Find the word "color" in the material below and gather every line that contains it.

[Collected data entries]
# # #

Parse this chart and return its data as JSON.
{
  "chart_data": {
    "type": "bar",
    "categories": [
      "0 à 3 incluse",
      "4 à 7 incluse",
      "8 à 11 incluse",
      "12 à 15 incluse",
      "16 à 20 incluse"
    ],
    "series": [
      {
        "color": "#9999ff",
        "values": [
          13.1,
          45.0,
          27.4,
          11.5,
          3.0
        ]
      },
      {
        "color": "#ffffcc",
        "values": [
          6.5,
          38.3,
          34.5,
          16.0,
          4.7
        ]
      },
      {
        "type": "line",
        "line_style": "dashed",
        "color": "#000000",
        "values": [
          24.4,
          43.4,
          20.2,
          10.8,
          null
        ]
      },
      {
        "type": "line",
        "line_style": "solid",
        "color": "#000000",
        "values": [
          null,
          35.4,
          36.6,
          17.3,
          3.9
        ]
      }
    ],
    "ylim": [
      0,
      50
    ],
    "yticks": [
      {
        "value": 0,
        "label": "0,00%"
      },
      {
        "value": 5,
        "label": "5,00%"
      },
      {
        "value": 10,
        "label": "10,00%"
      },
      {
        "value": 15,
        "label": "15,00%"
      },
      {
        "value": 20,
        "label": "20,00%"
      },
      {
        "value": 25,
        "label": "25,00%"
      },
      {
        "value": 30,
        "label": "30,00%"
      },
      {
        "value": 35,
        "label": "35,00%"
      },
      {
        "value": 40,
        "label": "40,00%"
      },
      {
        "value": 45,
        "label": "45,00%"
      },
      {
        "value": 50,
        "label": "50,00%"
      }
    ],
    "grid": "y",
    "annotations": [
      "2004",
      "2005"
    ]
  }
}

# # #

### [Answer below]
        "color": "#9999ff",
        "color": "#ffffcc",
        "color": "#000000",
        "color": "#000000",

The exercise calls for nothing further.